---------- Raw records
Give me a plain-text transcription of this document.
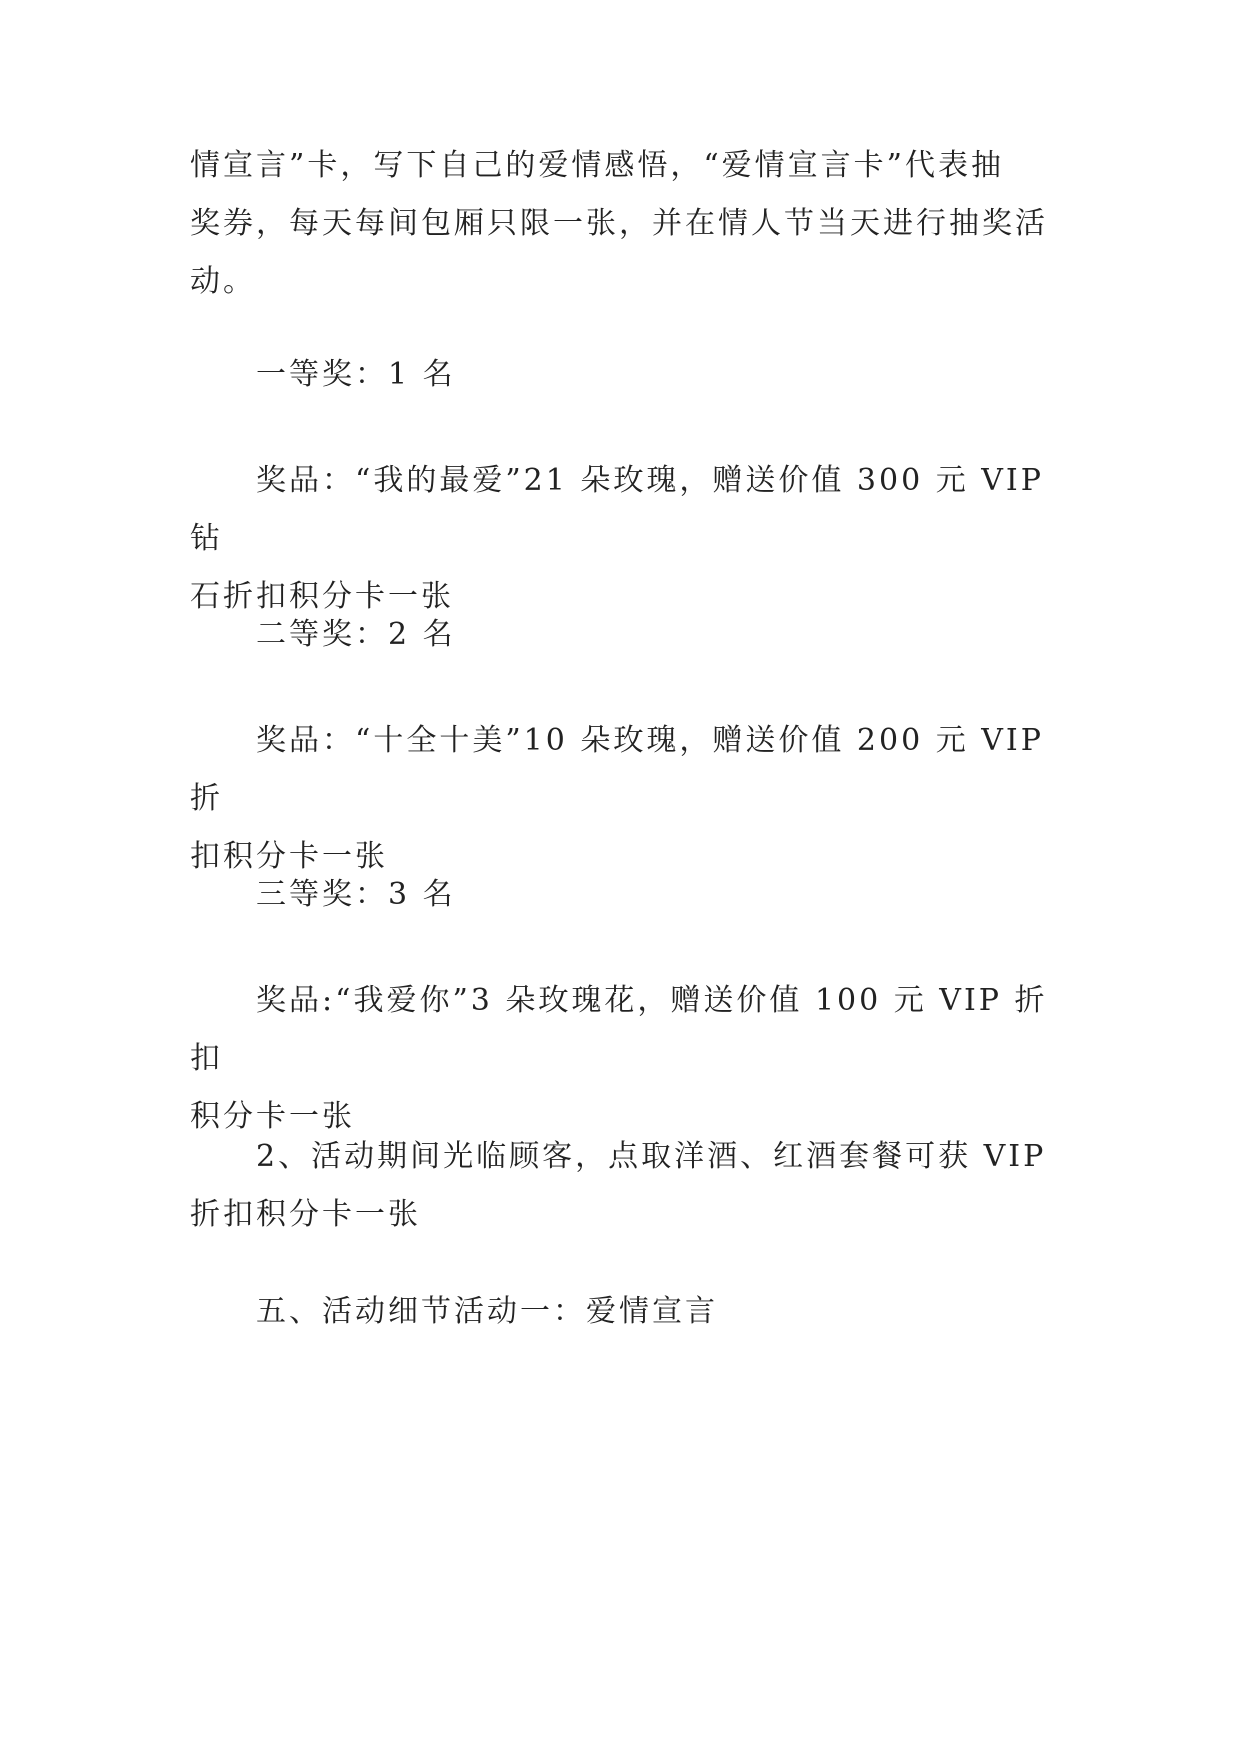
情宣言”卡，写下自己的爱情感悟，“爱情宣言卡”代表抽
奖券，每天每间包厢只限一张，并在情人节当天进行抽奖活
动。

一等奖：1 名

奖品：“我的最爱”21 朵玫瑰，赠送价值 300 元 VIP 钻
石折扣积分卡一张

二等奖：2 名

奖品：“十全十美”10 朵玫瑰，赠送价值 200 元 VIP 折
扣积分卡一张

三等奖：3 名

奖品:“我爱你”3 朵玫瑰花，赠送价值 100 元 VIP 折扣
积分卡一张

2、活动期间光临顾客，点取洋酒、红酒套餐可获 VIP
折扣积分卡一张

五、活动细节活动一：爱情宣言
--------------------
---------- Raw records
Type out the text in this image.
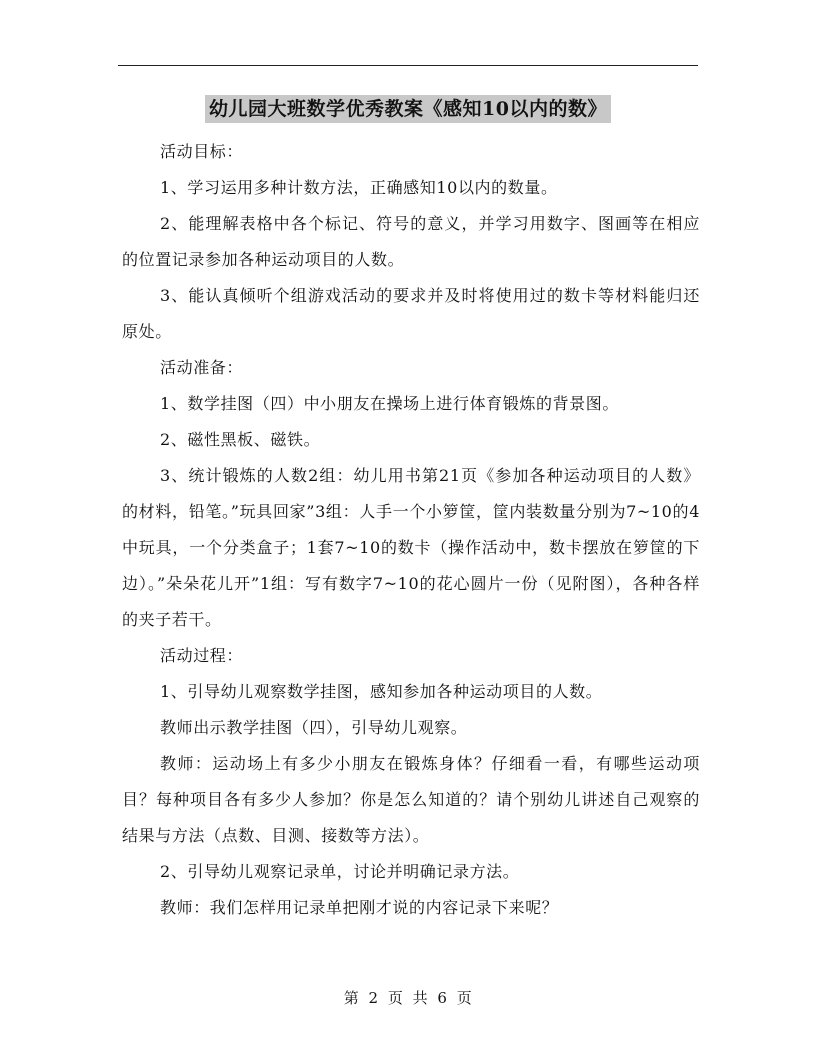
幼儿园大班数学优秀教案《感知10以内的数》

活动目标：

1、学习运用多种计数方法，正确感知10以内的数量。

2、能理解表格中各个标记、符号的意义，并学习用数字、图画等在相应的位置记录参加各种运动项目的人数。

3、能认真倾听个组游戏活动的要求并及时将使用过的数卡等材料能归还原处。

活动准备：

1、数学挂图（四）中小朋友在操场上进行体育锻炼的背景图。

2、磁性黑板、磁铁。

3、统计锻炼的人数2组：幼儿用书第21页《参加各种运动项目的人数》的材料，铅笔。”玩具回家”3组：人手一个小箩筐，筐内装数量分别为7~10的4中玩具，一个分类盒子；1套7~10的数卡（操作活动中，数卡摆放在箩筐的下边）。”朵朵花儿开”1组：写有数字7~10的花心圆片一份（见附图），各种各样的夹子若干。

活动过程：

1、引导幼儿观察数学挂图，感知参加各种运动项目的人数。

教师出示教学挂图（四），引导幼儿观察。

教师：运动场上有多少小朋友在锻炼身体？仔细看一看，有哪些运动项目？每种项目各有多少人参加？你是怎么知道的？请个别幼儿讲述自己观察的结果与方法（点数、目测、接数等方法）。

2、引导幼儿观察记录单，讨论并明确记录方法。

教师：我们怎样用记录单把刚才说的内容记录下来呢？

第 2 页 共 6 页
--------------------
Return every line of the preceding records in which the word "text" appears.

Give me a plain-text transcription of this document.
Type out the text in this image.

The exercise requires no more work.